Records excerpted from a collection:
▽

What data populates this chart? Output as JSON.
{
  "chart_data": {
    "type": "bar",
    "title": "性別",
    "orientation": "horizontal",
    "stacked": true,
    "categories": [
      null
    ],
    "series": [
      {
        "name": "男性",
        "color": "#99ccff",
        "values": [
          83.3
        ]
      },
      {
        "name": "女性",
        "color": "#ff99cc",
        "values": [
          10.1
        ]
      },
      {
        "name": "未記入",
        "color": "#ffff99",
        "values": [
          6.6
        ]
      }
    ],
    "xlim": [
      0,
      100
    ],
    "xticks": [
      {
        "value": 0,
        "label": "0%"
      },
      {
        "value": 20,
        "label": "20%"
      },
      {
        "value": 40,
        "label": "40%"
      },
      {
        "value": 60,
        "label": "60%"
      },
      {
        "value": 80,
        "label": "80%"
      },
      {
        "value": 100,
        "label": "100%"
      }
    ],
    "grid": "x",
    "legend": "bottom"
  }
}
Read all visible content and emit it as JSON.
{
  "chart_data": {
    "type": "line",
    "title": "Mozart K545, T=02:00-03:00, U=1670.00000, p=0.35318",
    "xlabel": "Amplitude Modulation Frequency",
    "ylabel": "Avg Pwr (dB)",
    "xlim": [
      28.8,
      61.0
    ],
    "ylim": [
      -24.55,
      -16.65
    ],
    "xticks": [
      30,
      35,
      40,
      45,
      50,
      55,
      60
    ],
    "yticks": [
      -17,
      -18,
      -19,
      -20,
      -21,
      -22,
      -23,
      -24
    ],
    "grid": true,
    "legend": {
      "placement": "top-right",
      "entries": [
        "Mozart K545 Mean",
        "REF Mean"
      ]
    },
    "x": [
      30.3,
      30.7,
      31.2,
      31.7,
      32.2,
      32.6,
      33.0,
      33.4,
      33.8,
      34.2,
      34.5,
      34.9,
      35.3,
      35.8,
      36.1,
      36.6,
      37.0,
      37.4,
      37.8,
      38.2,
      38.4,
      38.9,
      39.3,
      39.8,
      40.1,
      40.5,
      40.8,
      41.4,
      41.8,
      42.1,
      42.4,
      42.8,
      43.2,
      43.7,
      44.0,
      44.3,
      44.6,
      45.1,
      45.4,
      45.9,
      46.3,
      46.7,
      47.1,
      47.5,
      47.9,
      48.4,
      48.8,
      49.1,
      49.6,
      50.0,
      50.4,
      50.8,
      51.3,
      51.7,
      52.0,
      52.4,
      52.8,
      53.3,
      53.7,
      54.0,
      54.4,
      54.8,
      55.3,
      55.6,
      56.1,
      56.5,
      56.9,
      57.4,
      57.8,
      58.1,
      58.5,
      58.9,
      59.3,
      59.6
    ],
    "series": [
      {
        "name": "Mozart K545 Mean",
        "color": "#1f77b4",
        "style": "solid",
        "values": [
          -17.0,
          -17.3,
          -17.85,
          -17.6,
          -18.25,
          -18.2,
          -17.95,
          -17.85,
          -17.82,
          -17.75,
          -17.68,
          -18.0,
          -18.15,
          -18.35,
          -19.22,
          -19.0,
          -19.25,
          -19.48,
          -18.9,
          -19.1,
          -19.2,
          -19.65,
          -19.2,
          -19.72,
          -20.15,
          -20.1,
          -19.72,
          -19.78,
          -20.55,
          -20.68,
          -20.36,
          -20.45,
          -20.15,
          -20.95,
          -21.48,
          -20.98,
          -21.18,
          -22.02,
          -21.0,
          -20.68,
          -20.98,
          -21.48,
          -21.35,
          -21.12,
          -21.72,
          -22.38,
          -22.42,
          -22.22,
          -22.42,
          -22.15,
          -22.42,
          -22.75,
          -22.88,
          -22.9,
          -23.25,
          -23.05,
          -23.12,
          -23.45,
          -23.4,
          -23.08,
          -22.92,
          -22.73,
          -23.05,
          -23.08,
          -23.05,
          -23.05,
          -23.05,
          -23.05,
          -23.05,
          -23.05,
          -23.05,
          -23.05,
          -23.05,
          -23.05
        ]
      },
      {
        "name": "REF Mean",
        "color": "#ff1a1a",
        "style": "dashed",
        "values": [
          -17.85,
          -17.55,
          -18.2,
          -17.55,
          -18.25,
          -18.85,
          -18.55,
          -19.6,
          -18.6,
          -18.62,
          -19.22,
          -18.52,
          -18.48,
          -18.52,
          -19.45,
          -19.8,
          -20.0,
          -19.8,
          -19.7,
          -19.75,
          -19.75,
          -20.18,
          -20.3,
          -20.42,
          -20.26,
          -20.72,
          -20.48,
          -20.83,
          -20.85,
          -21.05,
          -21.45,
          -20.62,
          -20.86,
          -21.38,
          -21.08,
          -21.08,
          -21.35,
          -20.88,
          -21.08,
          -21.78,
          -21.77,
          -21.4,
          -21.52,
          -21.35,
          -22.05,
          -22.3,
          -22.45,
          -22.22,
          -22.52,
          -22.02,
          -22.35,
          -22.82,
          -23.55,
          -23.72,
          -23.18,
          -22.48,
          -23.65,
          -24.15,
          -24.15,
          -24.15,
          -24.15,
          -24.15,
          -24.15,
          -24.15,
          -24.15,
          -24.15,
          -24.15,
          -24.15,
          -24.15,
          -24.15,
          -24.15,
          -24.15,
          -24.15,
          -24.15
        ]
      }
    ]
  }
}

△

In the records above, locate every line with the string "title" and copy it.

◆ The solution ◆
    "title": "性別",
    "title": "Mozart K545, T=02:00-03:00, U=1670.00000, p=0.35318",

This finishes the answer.